TASK DESCRIPTION: Reproduce the listing below in its entirety. Change nothing.
# # #
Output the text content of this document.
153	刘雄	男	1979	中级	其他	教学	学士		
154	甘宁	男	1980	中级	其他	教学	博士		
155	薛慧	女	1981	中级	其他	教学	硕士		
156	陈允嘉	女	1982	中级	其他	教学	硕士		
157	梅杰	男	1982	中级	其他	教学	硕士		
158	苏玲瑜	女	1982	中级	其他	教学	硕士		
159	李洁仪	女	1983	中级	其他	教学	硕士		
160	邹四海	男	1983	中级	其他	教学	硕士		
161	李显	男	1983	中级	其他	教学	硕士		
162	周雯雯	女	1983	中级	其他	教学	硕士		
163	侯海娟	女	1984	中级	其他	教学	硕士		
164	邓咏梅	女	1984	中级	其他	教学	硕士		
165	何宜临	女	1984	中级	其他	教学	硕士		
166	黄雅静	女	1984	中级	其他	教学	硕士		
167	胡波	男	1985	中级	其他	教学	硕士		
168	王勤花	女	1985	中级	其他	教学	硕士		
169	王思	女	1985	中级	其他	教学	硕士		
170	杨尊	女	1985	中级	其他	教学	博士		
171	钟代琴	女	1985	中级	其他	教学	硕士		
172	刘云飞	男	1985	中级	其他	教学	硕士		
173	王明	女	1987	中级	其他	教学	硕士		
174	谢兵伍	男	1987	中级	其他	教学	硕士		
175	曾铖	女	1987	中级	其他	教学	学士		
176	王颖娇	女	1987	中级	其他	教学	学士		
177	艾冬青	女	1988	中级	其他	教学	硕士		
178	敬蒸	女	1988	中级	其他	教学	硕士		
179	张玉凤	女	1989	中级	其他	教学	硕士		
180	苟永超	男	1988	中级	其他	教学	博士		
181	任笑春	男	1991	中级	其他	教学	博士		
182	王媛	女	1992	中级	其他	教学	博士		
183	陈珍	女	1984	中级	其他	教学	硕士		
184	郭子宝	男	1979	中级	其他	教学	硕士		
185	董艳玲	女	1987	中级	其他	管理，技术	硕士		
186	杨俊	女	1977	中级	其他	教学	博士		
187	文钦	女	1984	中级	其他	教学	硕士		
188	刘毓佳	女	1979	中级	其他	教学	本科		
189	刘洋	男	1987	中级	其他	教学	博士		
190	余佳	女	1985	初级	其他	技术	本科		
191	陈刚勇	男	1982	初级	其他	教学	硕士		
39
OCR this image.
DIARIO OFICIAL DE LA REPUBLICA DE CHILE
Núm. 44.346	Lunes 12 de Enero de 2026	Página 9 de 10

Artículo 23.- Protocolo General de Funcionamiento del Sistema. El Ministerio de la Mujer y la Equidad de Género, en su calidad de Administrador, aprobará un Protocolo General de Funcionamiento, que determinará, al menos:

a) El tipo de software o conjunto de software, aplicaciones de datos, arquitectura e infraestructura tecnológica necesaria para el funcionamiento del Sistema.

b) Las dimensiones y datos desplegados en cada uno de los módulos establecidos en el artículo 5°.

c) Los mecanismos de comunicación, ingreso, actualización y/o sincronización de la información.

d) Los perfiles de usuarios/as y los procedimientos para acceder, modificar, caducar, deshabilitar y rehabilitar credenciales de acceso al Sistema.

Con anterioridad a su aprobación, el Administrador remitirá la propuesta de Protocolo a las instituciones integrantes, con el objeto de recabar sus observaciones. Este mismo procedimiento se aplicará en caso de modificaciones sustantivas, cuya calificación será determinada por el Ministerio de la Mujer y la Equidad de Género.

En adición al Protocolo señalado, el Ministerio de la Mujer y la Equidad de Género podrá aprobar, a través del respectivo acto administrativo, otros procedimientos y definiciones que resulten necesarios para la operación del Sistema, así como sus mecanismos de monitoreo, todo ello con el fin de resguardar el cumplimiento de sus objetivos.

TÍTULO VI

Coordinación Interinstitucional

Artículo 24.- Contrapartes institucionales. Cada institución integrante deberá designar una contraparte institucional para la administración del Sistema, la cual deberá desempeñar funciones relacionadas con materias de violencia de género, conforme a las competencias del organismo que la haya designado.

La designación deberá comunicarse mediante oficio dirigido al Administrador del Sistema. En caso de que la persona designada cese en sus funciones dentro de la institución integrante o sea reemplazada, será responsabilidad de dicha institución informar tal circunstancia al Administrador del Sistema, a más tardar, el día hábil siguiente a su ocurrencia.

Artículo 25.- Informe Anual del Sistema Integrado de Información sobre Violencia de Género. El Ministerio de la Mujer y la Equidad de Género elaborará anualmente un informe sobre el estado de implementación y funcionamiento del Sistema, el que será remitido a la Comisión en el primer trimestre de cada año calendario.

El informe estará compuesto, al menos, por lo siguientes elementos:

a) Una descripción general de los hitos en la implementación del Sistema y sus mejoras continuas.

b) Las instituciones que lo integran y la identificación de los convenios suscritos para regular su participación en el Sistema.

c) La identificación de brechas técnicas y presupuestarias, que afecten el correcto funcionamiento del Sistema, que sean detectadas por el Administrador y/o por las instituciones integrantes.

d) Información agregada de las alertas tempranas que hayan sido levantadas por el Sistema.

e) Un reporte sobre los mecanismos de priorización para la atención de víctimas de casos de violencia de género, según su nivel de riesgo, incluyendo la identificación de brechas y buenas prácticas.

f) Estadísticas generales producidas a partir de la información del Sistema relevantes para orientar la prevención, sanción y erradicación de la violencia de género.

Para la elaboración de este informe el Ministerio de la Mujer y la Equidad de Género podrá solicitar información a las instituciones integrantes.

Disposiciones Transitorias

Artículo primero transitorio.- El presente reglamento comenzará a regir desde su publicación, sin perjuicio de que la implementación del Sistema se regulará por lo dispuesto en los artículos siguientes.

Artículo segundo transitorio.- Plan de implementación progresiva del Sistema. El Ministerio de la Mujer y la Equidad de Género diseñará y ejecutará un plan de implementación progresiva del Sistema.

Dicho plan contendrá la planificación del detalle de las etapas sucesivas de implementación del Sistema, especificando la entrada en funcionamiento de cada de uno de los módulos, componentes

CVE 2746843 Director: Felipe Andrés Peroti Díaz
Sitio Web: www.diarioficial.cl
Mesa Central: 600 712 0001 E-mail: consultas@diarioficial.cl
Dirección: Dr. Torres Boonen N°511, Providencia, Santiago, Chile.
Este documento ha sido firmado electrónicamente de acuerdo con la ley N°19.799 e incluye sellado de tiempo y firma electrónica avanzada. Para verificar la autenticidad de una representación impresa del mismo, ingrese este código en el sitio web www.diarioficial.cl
# # #
WORKED SOLUTION:
Output the text content of this document.
153	刘雄	男	1979	中级	其他	教学	学士		
154	甘宁	男	1980	中级	其他	教学	博士		
155	薛慧	女	1981	中级	其他	教学	硕士		
156	陈允嘉	女	1982	中级	其他	教学	硕士		
157	梅杰	男	1982	中级	其他	教学	硕士		
158	苏玲瑜	女	1982	中级	其他	教学	硕士		
159	李洁仪	女	1983	中级	其他	教学	硕士		
160	邹四海	男	1983	中级	其他	教学	硕士		
161	李显	男	1983	中级	其他	教学	硕士		
162	周雯雯	女	1983	中级	其他	教学	硕士		
163	侯海娟	女	1984	中级	其他	教学	硕士		
164	邓咏梅	女	1984	中级	其他	教学	硕士		
165	何宜临	女	1984	中级	其他	教学	硕士		
166	黄雅静	女	1984	中级	其他	教学	硕士		
167	胡波	男	1985	中级	其他	教学	硕士		
168	王勤花	女	1985	中级	其他	教学	硕士		
169	王思	女	1985	中级	其他	教学	硕士		
170	杨尊	女	1985	中级	其他	教学	博士		
171	钟代琴	女	1985	中级	其他	教学	硕士		
172	刘云飞	男	1985	中级	其他	教学	硕士		
173	王明	女	1987	中级	其他	教学	硕士		
174	谢兵伍	男	1987	中级	其他	教学	硕士		
175	曾铖	女	1987	中级	其他	教学	学士		
176	王颖娇	女	1987	中级	其他	教学	学士		
177	艾冬青	女	1988	中级	其他	教学	硕士		
178	敬蒸	女	1988	中级	其他	教学	硕士		
179	张玉凤	女	1989	中级	其他	教学	硕士		
180	苟永超	男	1988	中级	其他	教学	博士		
181	任笑春	男	1991	中级	其他	教学	博士		
182	王媛	女	1992	中级	其他	教学	博士		
183	陈珍	女	1984	中级	其他	教学	硕士		
184	郭子宝	男	1979	中级	其他	教学	硕士		
185	董艳玲	女	1987	中级	其他	管理，技术	硕士		
186	杨俊	女	1977	中级	其他	教学	博士		
187	文钦	女	1984	中级	其他	教学	硕士		
188	刘毓佳	女	1979	中级	其他	教学	本科		
189	刘洋	男	1987	中级	其他	教学	博士		
190	余佳	女	1985	初级	其他	技术	本科		
191	陈刚勇	男	1982	初级	其他	教学	硕士		
39
OCR this image.
DIARIO OFICIAL DE LA REPUBLICA DE CHILE
Núm. 44.346	Lunes 12 de Enero de 2026	Página 9 de 10

Artículo 23.- Protocolo General de Funcionamiento del Sistema. El Ministerio de la Mujer y la Equidad de Género, en su calidad de Administrador, aprobará un Protocolo General de Funcionamiento, que determinará, al menos:

a) El tipo de software o conjunto de software, aplicaciones de datos, arquitectura e infraestructura tecnológica necesaria para el funcionamiento del Sistema.

b) Las dimensiones y datos desplegados en cada uno de los módulos establecidos en el artículo 5°.

c) Los mecanismos de comunicación, ingreso, actualización y/o sincronización de la información.

d) Los perfiles de usuarios/as y los procedimientos para acceder, modificar, caducar, deshabilitar y rehabilitar credenciales de acceso al Sistema.

Con anterioridad a su aprobación, el Administrador remitirá la propuesta de Protocolo a las instituciones integrantes, con el objeto de recabar sus observaciones. Este mismo procedimiento se aplicará en caso de modificaciones sustantivas, cuya calificación será determinada por el Ministerio de la Mujer y la Equidad de Género.

En adición al Protocolo señalado, el Ministerio de la Mujer y la Equidad de Género podrá aprobar, a través del respectivo acto administrativo, otros procedimientos y definiciones que resulten necesarios para la operación del Sistema, así como sus mecanismos de monitoreo, todo ello con el fin de resguardar el cumplimiento de sus objetivos.

TÍTULO VI

Coordinación Interinstitucional

Artículo 24.- Contrapartes institucionales. Cada institución integrante deberá designar una contraparte institucional para la administración del Sistema, la cual deberá desempeñar funciones relacionadas con materias de violencia de género, conforme a las competencias del organismo que la haya designado.

La designación deberá comunicarse mediante oficio dirigido al Administrador del Sistema. En caso de que la persona designada cese en sus funciones dentro de la institución integrante o sea reemplazada, será responsabilidad de dicha institución informar tal circunstancia al Administrador del Sistema, a más tardar, el día hábil siguiente a su ocurrencia.

Artículo 25.- Informe Anual del Sistema Integrado de Información sobre Violencia de Género. El Ministerio de la Mujer y la Equidad de Género elaborará anualmente un informe sobre el estado de implementación y funcionamiento del Sistema, el que será remitido a la Comisión en el primer trimestre de cada año calendario.

El informe estará compuesto, al menos, por lo siguientes elementos:

a) Una descripción general de los hitos en la implementación del Sistema y sus mejoras continuas.

b) Las instituciones que lo integran y la identificación de los convenios suscritos para regular su participación en el Sistema.

c) La identificación de brechas técnicas y presupuestarias, que afecten el correcto funcionamiento del Sistema, que sean detectadas por el Administrador y/o por las instituciones integrantes.

d) Información agregada de las alertas tempranas que hayan sido levantadas por el Sistema.

e) Un reporte sobre los mecanismos de priorización para la atención de víctimas de casos de violencia de género, según su nivel de riesgo, incluyendo la identificación de brechas y buenas prácticas.

f) Estadísticas generales producidas a partir de la información del Sistema relevantes para orientar la prevención, sanción y erradicación de la violencia de género.

Para la elaboración de este informe el Ministerio de la Mujer y la Equidad de Género podrá solicitar información a las instituciones integrantes.

Disposiciones Transitorias

Artículo primero transitorio.- El presente reglamento comenzará a regir desde su publicación, sin perjuicio de que la implementación del Sistema se regulará por lo dispuesto en los artículos siguientes.

Artículo segundo transitorio.- Plan de implementación progresiva del Sistema. El Ministerio de la Mujer y la Equidad de Género diseñará y ejecutará un plan de implementación progresiva del Sistema.

Dicho plan contendrá la planificación del detalle de las etapas sucesivas de implementación del Sistema, especificando la entrada en funcionamiento de cada de uno de los módulos, componentes

CVE 2746843 Director: Felipe Andrés Peroti Díaz
Sitio Web: www.diarioficial.cl
Mesa Central: 600 712 0001 E-mail: consultas@diarioficial.cl
Dirección: Dr. Torres Boonen N°511, Providencia, Santiago, Chile.
Este documento ha sido firmado electrónicamente de acuerdo con la ley N°19.799 e incluye sellado de tiempo y firma electrónica avanzada. Para verificar la autenticidad de una representación impresa del mismo, ingrese este código en el sitio web www.diarioficial.cl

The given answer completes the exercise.